Some records
"""

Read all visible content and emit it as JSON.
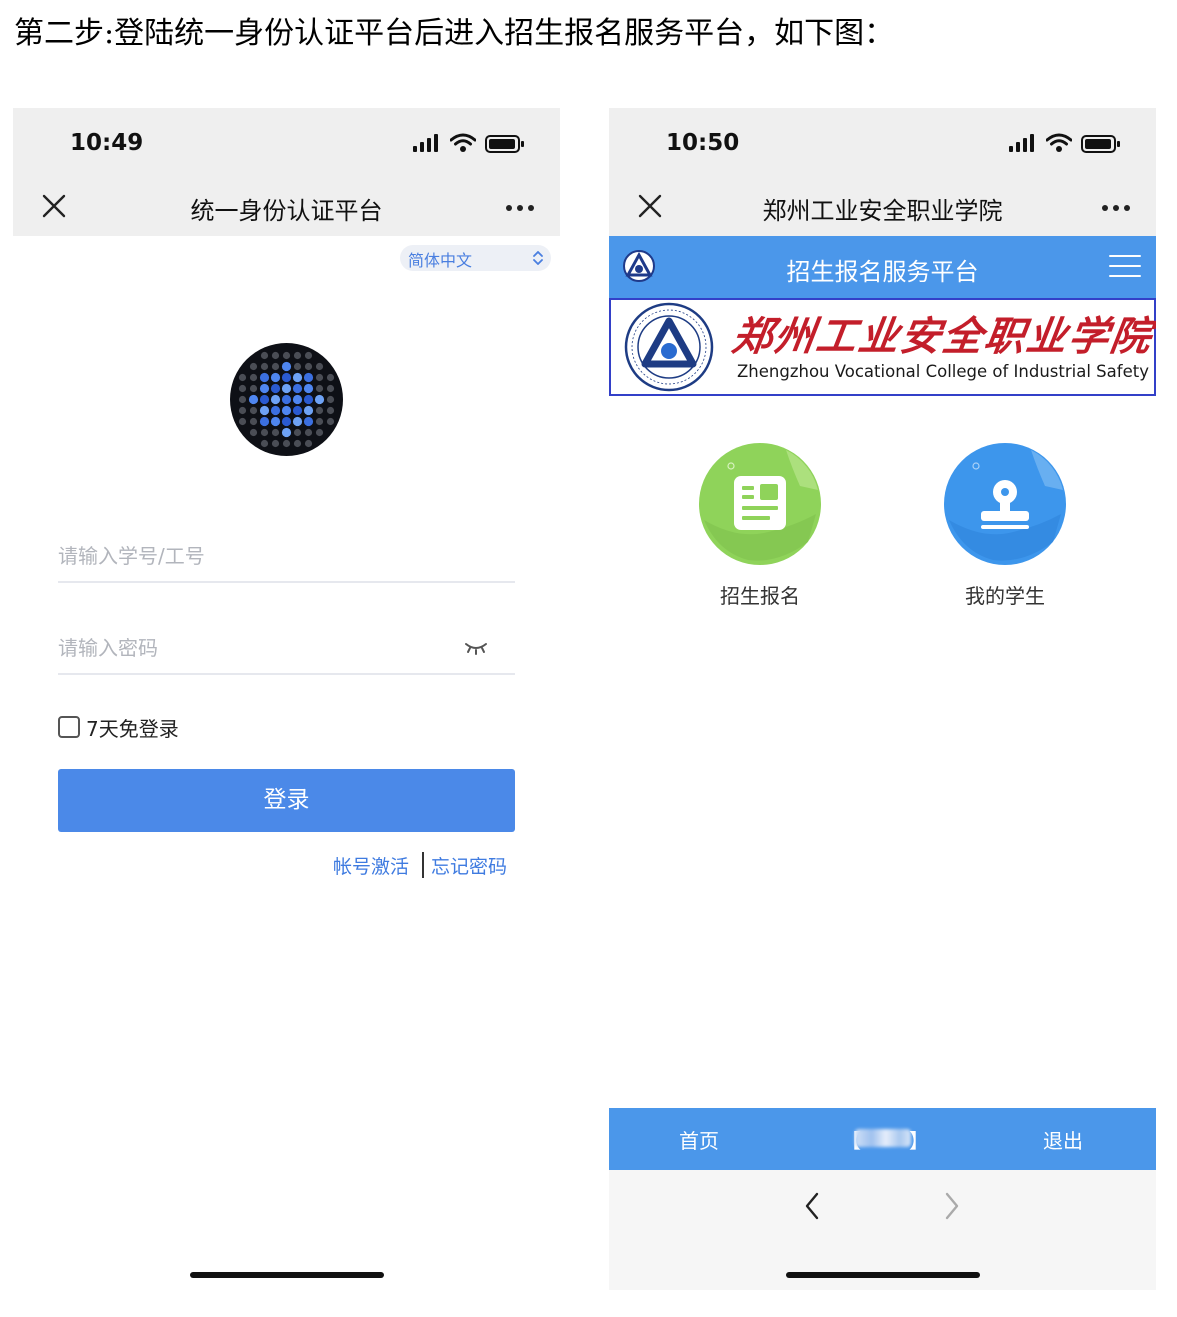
{
  "caption": "第二步:登陆统一身份认证平台后进入招生报名服务平台，如下图：",
  "left_phone": {
    "status_time": "10:49",
    "nav_title": "统一身份认证平台",
    "language": "简体中文",
    "username_placeholder": "请输入学号/工号",
    "password_placeholder": "请输入密码",
    "remember_label": "7天免登录",
    "login_label": "登录",
    "link_activate": "帐号激活",
    "link_forgot": "忘记密码"
  },
  "right_phone": {
    "status_time": "10:50",
    "nav_title": "郑州工业安全职业学院",
    "header_title": "招生报名服务平台",
    "college_name_cn": "郑州工业安全职业学院",
    "college_name_en": "Zhengzhou Vocational College of Industrial Safety",
    "tiles": [
      {
        "label": "招生报名",
        "icon": "document-card-icon",
        "color": "#8fd35a"
      },
      {
        "label": "我的学生",
        "icon": "stamp-icon",
        "color": "#3d96ec"
      }
    ],
    "bottom_tabs": {
      "home": "首页",
      "user_open": "【",
      "user_close": "】",
      "exit": "退出"
    }
  },
  "colors": {
    "primary_blue": "#4b89e8",
    "header_blue": "#4b97ea",
    "link_blue": "#3f7be0",
    "college_red": "#c31e2a"
  }
}
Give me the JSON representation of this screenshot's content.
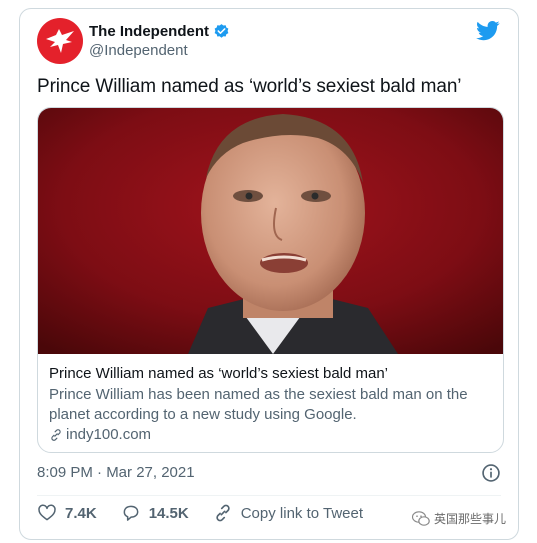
{
  "tweet": {
    "author_name": "The Independent",
    "handle": "@Independent",
    "text": "Prince William named as ‘world’s sexiest bald man’",
    "timestamp": "8:09 PM · Mar 27, 2021"
  },
  "link_card": {
    "title": "Prince William named as ‘world’s sexiest bald man’",
    "description": "Prince William has been named as the sexiest bald man on the planet according to a new study using Google.",
    "domain": "indy100.com"
  },
  "actions": {
    "likes": "7.4K",
    "replies": "14.5K",
    "copy_link_label": "Copy link to Tweet"
  },
  "watermark": {
    "text": "英国那些事儿"
  },
  "colors": {
    "brand_red": "#e4212b",
    "twitter_blue": "#1d9bf0",
    "muted_text": "#536471",
    "border": "#cfd9de"
  },
  "icons": [
    "independent-eagle-logo",
    "verified-badge-icon",
    "twitter-bird-icon",
    "link-icon",
    "info-icon",
    "heart-icon",
    "reply-icon",
    "copy-link-icon",
    "wechat-icon"
  ]
}
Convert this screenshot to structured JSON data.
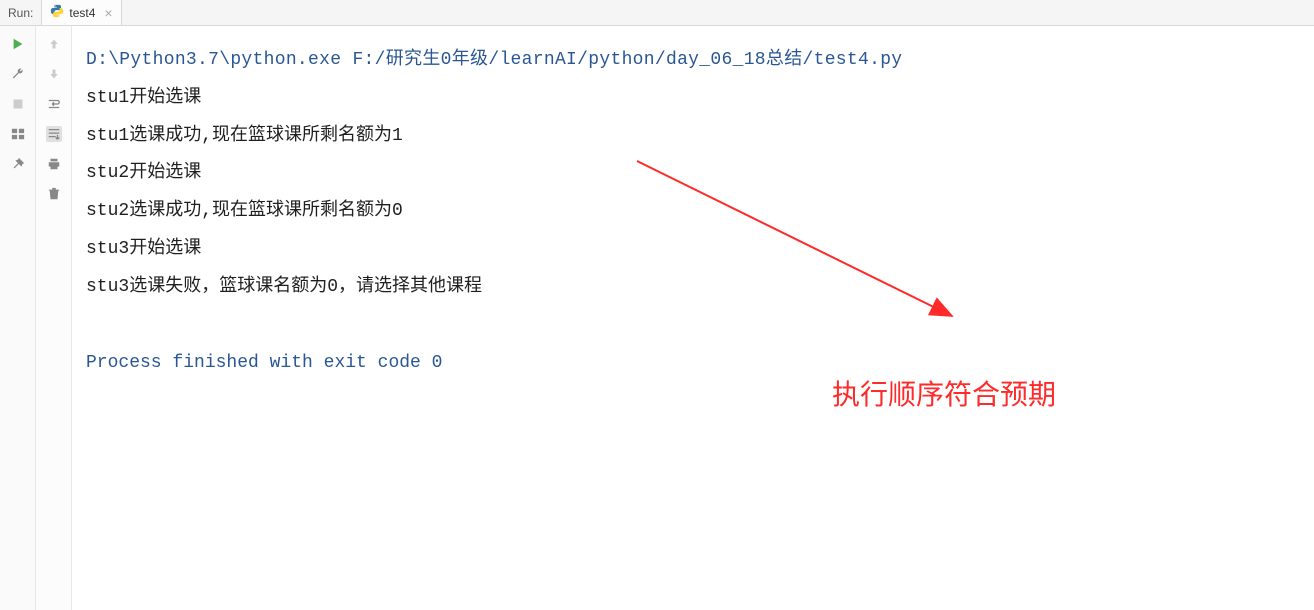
{
  "toolbar": {
    "run_label": "Run:",
    "tab_name": "test4",
    "close_symbol": "×"
  },
  "console": {
    "command": "D:\\Python3.7\\python.exe F:/研究生0年级/learnAI/python/day_06_18总结/test4.py",
    "lines": [
      "stu1开始选课",
      "stu1选课成功,现在篮球课所剩名额为1",
      "stu2开始选课",
      "stu2选课成功,现在篮球课所剩名额为0",
      "stu3开始选课",
      "stu3选课失败，篮球课名额为0，请选择其他课程"
    ],
    "exit_message": "Process finished with exit code 0"
  },
  "annotation": {
    "text": "执行顺序符合预期"
  },
  "icons": {
    "play": "play-icon",
    "wrench": "wrench-icon",
    "stop": "stop-icon",
    "layout": "layout-icon",
    "pin": "pin-icon",
    "up": "up-arrow-icon",
    "down": "down-arrow-icon",
    "wrap": "wrap-icon",
    "scroll": "scroll-icon",
    "print": "print-icon",
    "trash": "trash-icon"
  }
}
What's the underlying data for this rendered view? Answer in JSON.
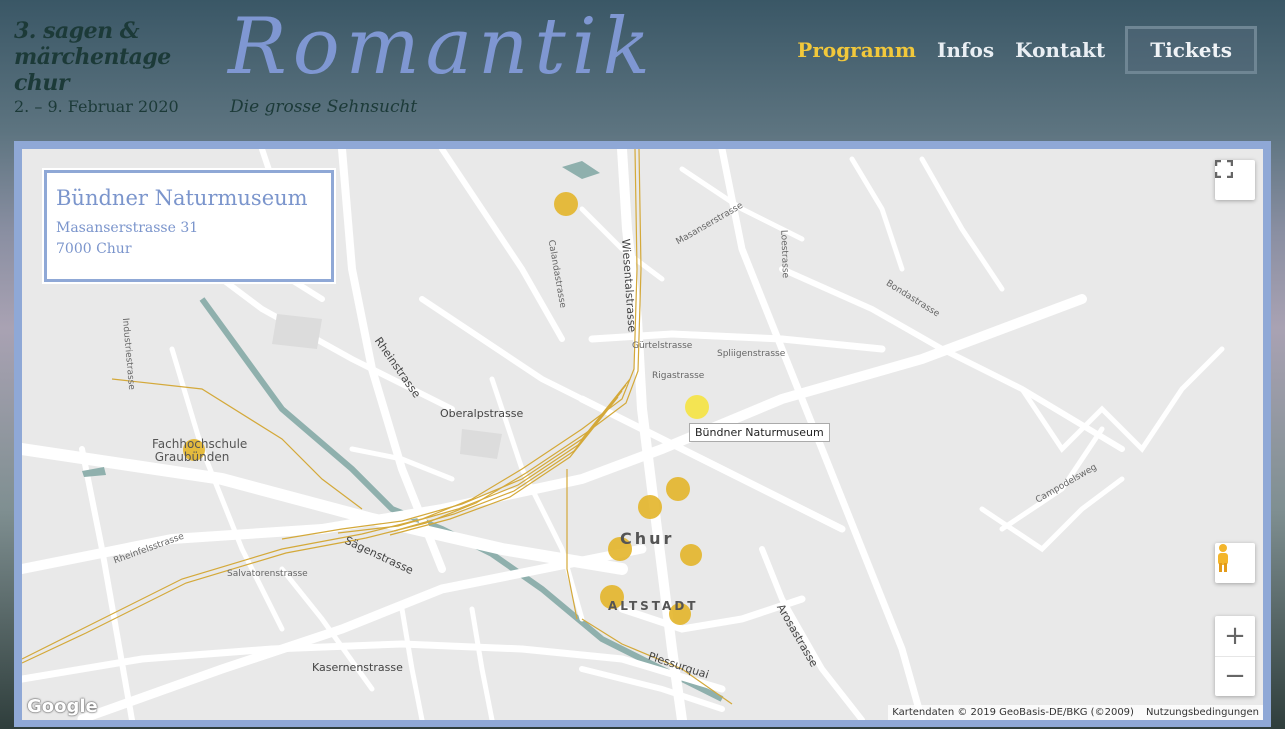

"""

From the entries above, list each line with "data" in it.

Convert this screenshot to structured JSON data.
What's the underlying data for this rendered view? Answer in JSON.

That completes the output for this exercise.